Job: Retype all of the listing exactly, passing over any picture you find.

Collected data entries:
================================
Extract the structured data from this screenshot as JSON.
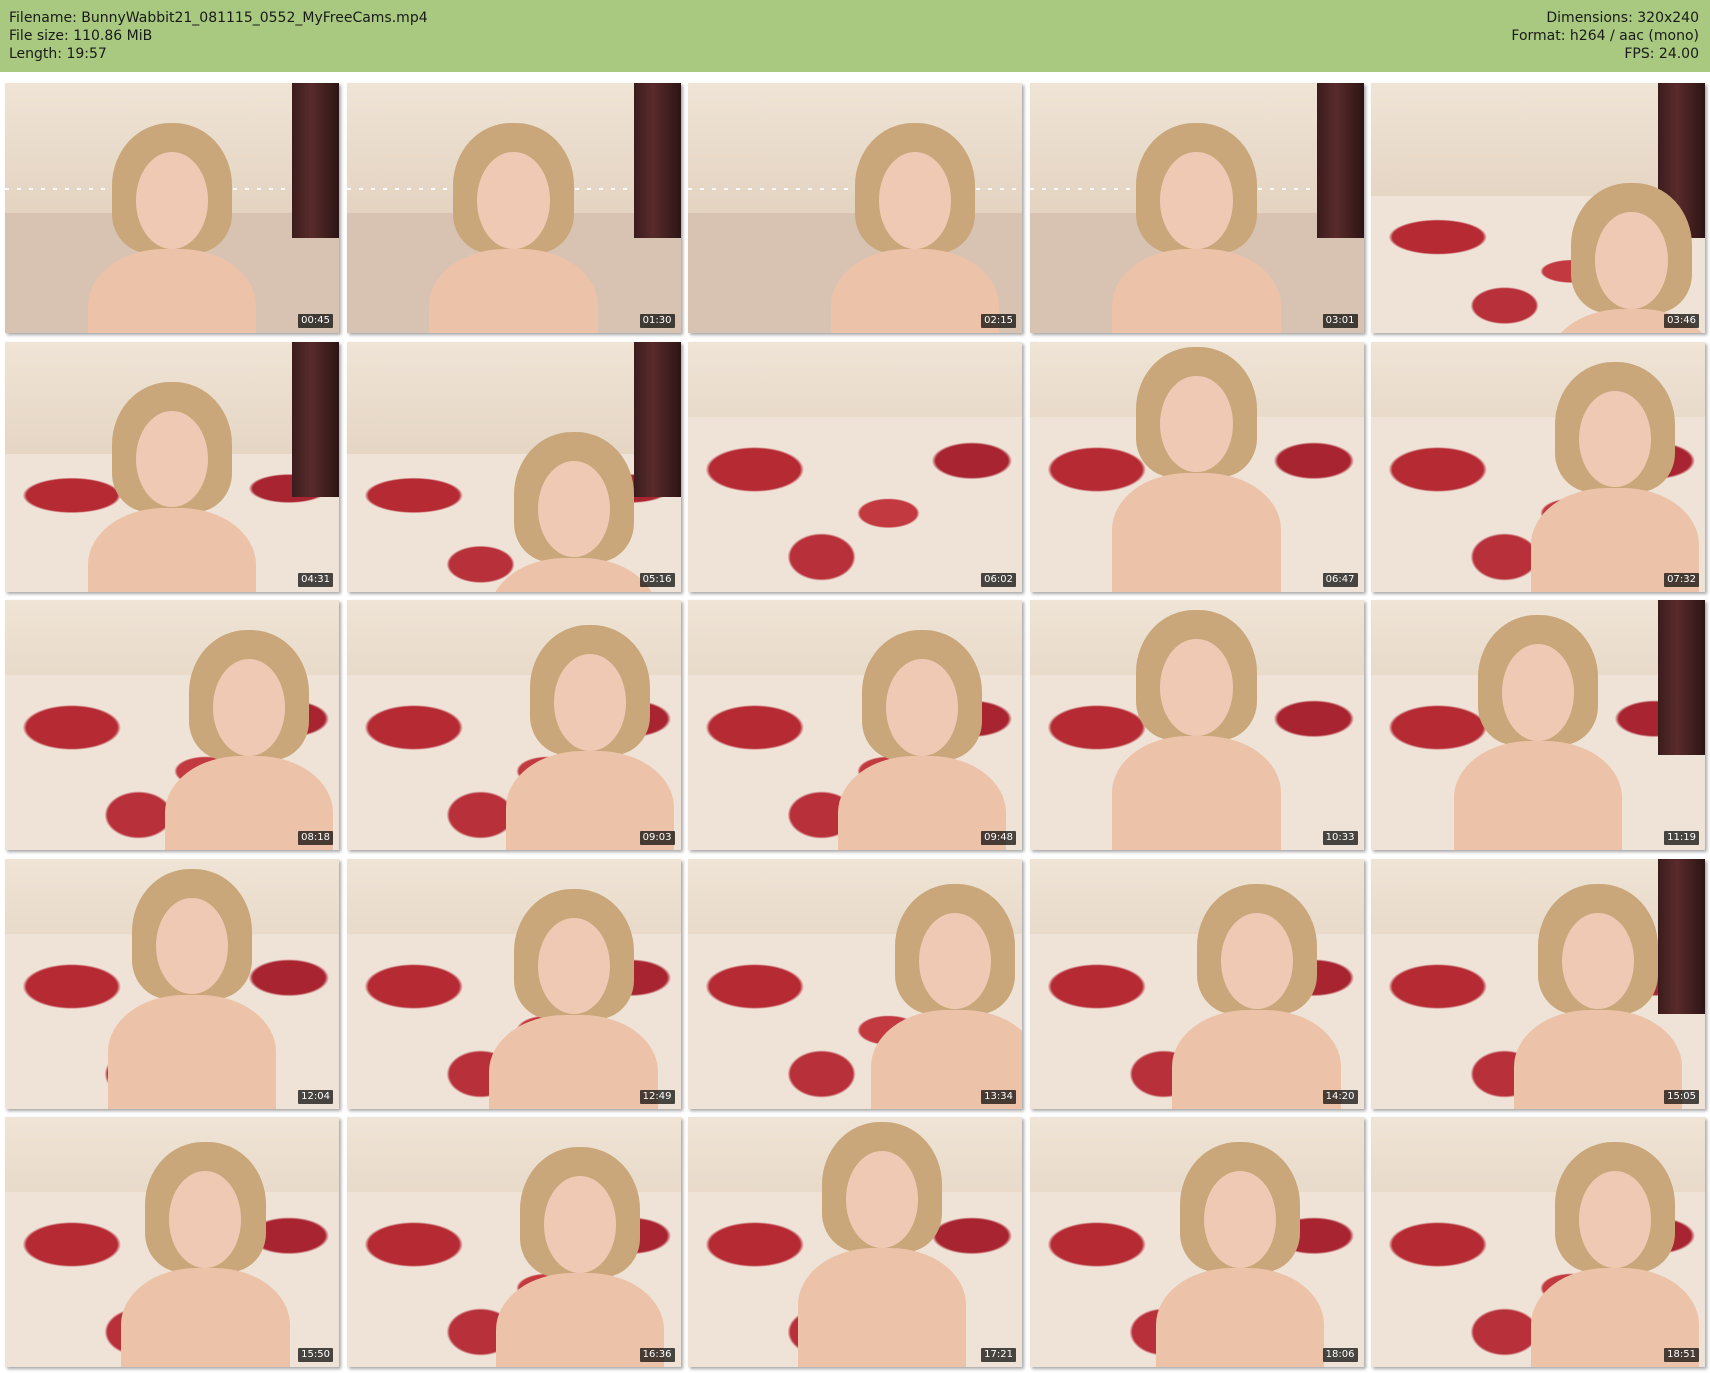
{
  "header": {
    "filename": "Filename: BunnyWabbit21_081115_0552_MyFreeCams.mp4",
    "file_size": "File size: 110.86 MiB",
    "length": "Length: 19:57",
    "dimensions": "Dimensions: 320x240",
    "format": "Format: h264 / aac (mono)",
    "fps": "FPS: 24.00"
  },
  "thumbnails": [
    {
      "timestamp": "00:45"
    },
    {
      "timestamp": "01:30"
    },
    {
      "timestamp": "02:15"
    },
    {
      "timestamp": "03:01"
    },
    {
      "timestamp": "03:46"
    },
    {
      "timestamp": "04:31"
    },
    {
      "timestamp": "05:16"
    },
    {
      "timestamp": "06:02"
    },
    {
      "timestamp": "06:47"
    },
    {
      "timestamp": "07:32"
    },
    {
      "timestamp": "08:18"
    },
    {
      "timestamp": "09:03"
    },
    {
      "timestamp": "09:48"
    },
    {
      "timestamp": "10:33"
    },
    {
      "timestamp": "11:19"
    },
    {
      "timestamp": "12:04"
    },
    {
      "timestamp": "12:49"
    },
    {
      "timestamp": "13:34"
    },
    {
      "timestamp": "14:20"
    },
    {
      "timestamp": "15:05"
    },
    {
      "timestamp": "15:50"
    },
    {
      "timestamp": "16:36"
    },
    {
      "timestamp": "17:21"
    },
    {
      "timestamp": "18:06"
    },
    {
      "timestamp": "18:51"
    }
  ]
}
================================
Reply:
Extract the structured data from this screenshot as JSON.
{
  "header": {
    "filename": "Filename: BunnyWabbit21_081115_0552_MyFreeCams.mp4",
    "file_size": "File size: 110.86 MiB",
    "length": "Length: 19:57",
    "dimensions": "Dimensions: 320x240",
    "format": "Format: h264 / aac (mono)",
    "fps": "FPS: 24.00"
  },
  "thumbnails": [
    {
      "timestamp": "00:45"
    },
    {
      "timestamp": "01:30"
    },
    {
      "timestamp": "02:15"
    },
    {
      "timestamp": "03:01"
    },
    {
      "timestamp": "03:46"
    },
    {
      "timestamp": "04:31"
    },
    {
      "timestamp": "05:16"
    },
    {
      "timestamp": "06:02"
    },
    {
      "timestamp": "06:47"
    },
    {
      "timestamp": "07:32"
    },
    {
      "timestamp": "08:18"
    },
    {
      "timestamp": "09:03"
    },
    {
      "timestamp": "09:48"
    },
    {
      "timestamp": "10:33"
    },
    {
      "timestamp": "11:19"
    },
    {
      "timestamp": "12:04"
    },
    {
      "timestamp": "12:49"
    },
    {
      "timestamp": "13:34"
    },
    {
      "timestamp": "14:20"
    },
    {
      "timestamp": "15:05"
    },
    {
      "timestamp": "15:50"
    },
    {
      "timestamp": "16:36"
    },
    {
      "timestamp": "17:21"
    },
    {
      "timestamp": "18:06"
    },
    {
      "timestamp": "18:51"
    }
  ]
}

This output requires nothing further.